-- Records shown start --
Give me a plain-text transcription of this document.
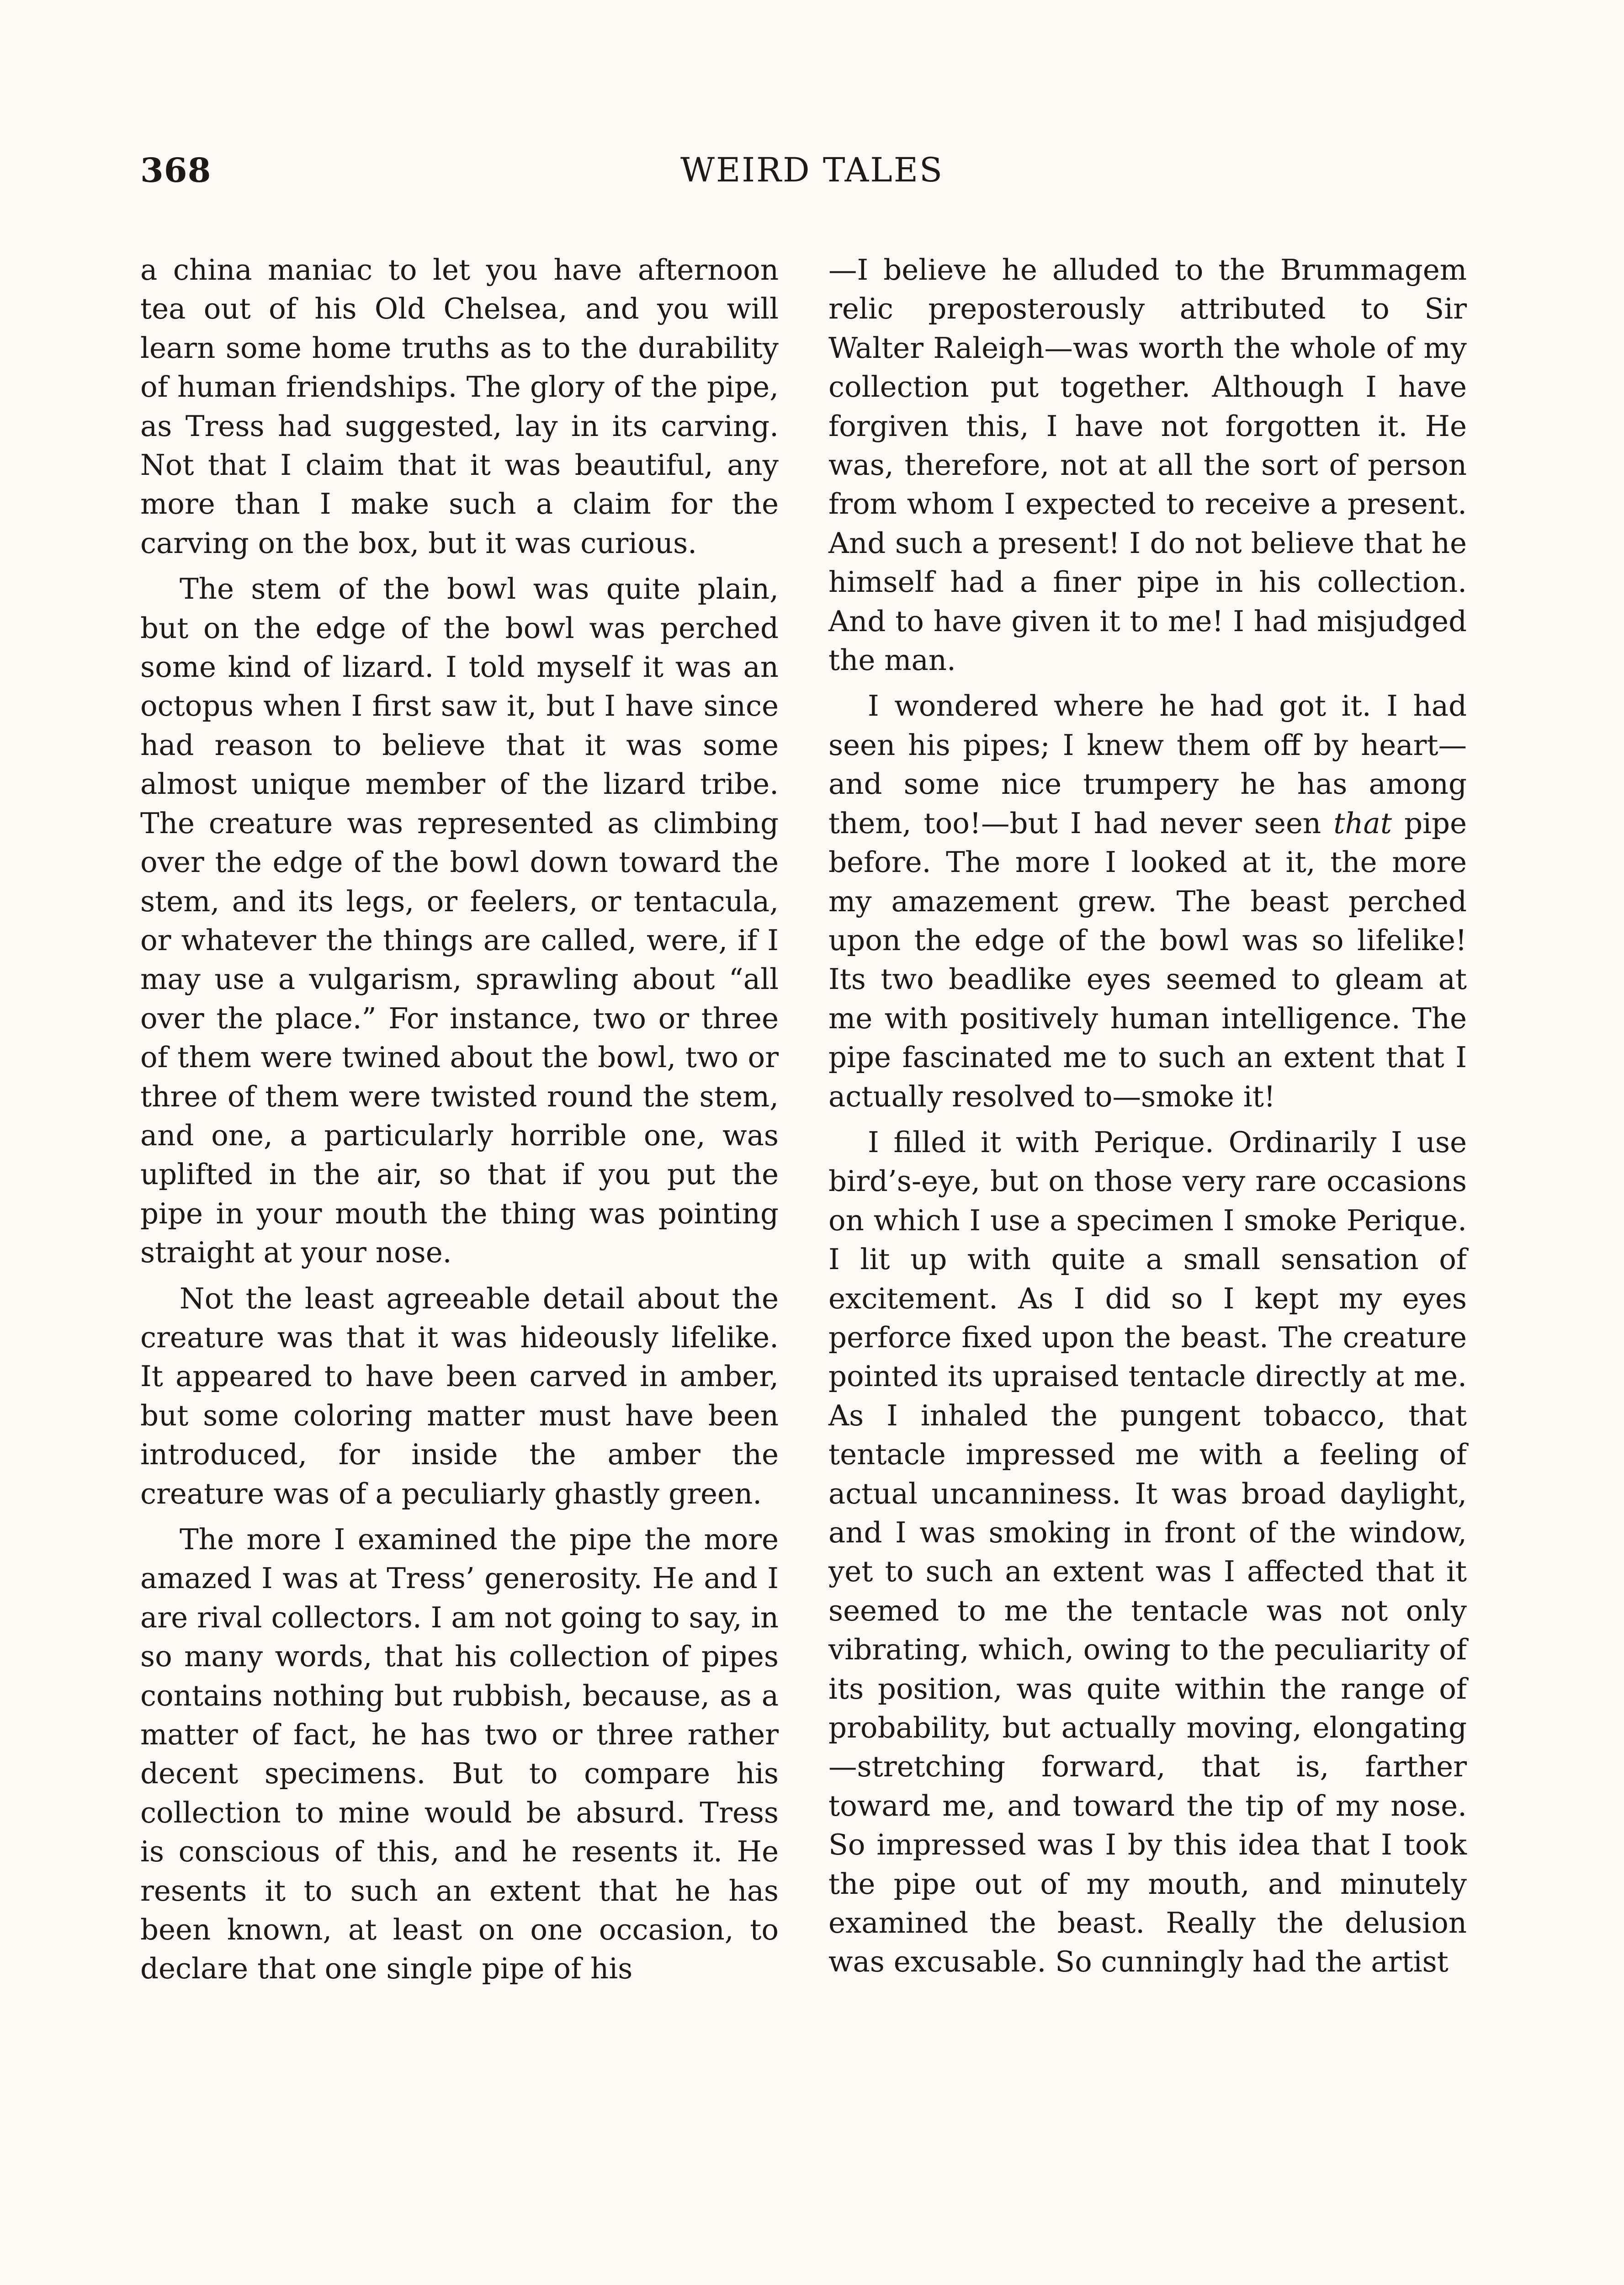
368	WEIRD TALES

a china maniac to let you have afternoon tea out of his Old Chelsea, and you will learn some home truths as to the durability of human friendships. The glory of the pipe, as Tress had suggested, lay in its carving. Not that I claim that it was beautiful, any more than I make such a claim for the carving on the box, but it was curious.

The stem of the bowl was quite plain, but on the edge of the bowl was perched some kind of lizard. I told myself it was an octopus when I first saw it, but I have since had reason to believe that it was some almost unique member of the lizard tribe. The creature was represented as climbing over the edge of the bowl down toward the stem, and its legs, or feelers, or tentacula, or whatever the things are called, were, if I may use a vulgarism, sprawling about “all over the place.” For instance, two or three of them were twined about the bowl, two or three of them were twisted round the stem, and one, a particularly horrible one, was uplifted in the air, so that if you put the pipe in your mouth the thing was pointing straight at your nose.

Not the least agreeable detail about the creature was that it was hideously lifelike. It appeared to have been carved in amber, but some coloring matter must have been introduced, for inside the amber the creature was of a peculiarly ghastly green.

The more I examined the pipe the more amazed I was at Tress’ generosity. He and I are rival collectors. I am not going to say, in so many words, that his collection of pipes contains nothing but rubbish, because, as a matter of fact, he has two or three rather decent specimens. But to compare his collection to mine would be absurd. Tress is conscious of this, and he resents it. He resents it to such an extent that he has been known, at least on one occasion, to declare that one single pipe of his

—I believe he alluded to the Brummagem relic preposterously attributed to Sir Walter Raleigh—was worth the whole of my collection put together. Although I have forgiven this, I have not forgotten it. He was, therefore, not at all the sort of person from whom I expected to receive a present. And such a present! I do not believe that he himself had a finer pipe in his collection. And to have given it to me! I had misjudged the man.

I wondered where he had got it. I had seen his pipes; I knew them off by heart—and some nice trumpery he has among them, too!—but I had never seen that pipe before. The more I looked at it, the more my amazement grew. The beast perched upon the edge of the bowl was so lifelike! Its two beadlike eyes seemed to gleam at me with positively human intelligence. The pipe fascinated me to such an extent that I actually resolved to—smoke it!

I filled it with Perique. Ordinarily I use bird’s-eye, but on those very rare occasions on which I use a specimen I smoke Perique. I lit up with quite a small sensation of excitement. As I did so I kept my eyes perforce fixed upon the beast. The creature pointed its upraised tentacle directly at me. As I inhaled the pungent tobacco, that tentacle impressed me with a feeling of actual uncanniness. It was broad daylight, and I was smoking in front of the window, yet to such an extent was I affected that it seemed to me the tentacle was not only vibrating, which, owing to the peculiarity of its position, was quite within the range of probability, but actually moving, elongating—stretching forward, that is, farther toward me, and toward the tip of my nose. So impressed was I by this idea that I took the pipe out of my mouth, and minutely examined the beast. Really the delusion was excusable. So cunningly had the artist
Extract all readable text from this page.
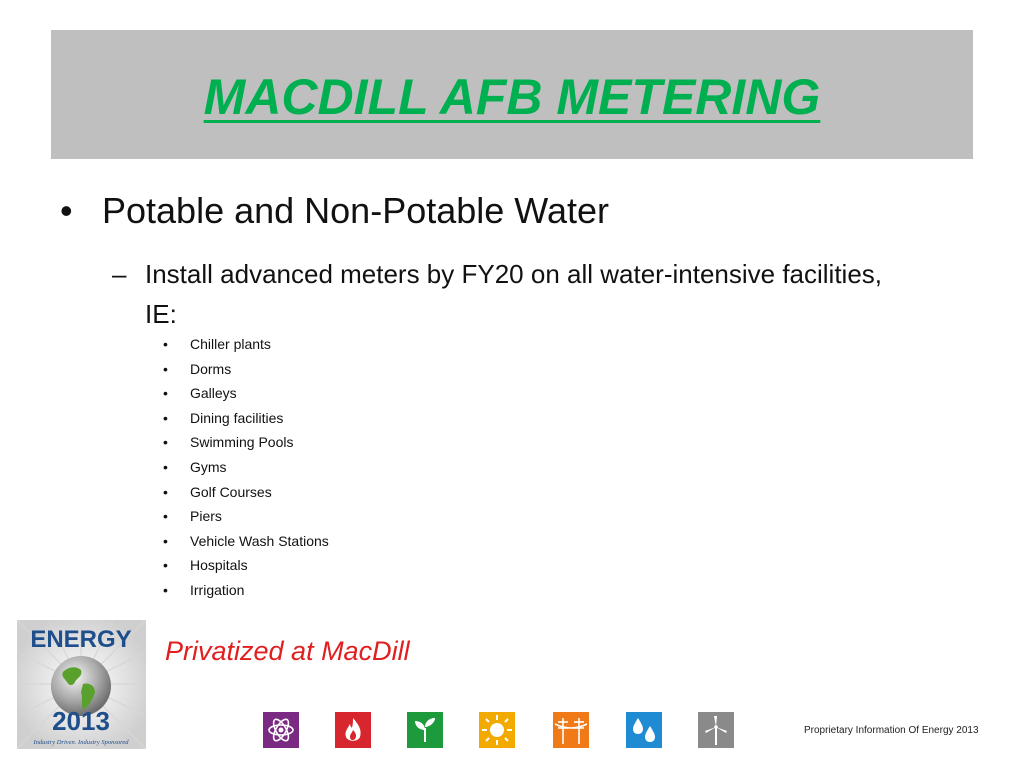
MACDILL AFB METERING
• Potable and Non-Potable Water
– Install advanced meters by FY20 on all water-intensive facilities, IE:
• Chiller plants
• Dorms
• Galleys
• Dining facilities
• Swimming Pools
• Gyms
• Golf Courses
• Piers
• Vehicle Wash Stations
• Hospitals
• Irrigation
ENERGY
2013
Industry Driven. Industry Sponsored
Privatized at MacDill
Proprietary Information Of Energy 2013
-- Records shown end --
• _Given instruction_:
From the listing, copy each line containing the word "extent".

• _Response_:
The more I examined the pipe the more amazed I was at Tress’ generosity. He and I are rival collectors. I am not going to say, in so many words, that his collection of pipes contains nothing but rubbish, because, as a matter of fact, he has two or three rather decent specimens. But to compare his collection to mine would be absurd. Tress is conscious of this, and he resents it. He resents it to such an extent that he has been known, at least on one occasion, to declare that one single pipe of his
I wondered where he had got it. I had seen his pipes; I knew them off by heart—and some nice trumpery he has among them, too!—but I had never seen that pipe before. The more I looked at it, the more my amazement grew. The beast perched upon the edge of the bowl was so lifelike! Its two beadlike eyes seemed to gleam at me with positively human intelligence. The pipe fascinated me to such an extent that I actually resolved to—smoke it!
I filled it with Perique. Ordinarily I use bird’s-eye, but on those very rare occasions on which I use a specimen I smoke Perique. I lit up with quite a small sensation of excitement. As I did so I kept my eyes perforce fixed upon the beast. The creature pointed its upraised tentacle directly at me. As I inhaled the pungent tobacco, that tentacle impressed me with a feeling of actual uncanniness. It was broad daylight, and I was smoking in front of the window, yet to such an extent was I affected that it seemed to me the tentacle was not only vibrating, which, owing to the peculiarity of its position, was quite within the range of probability, but actually moving, elongating—stretching forward, that is, farther toward me, and toward the tip of my nose. So impressed was I by this idea that I took the pipe out of my mouth, and minutely examined the beast. Really the delusion was excusable. So cunningly had the artist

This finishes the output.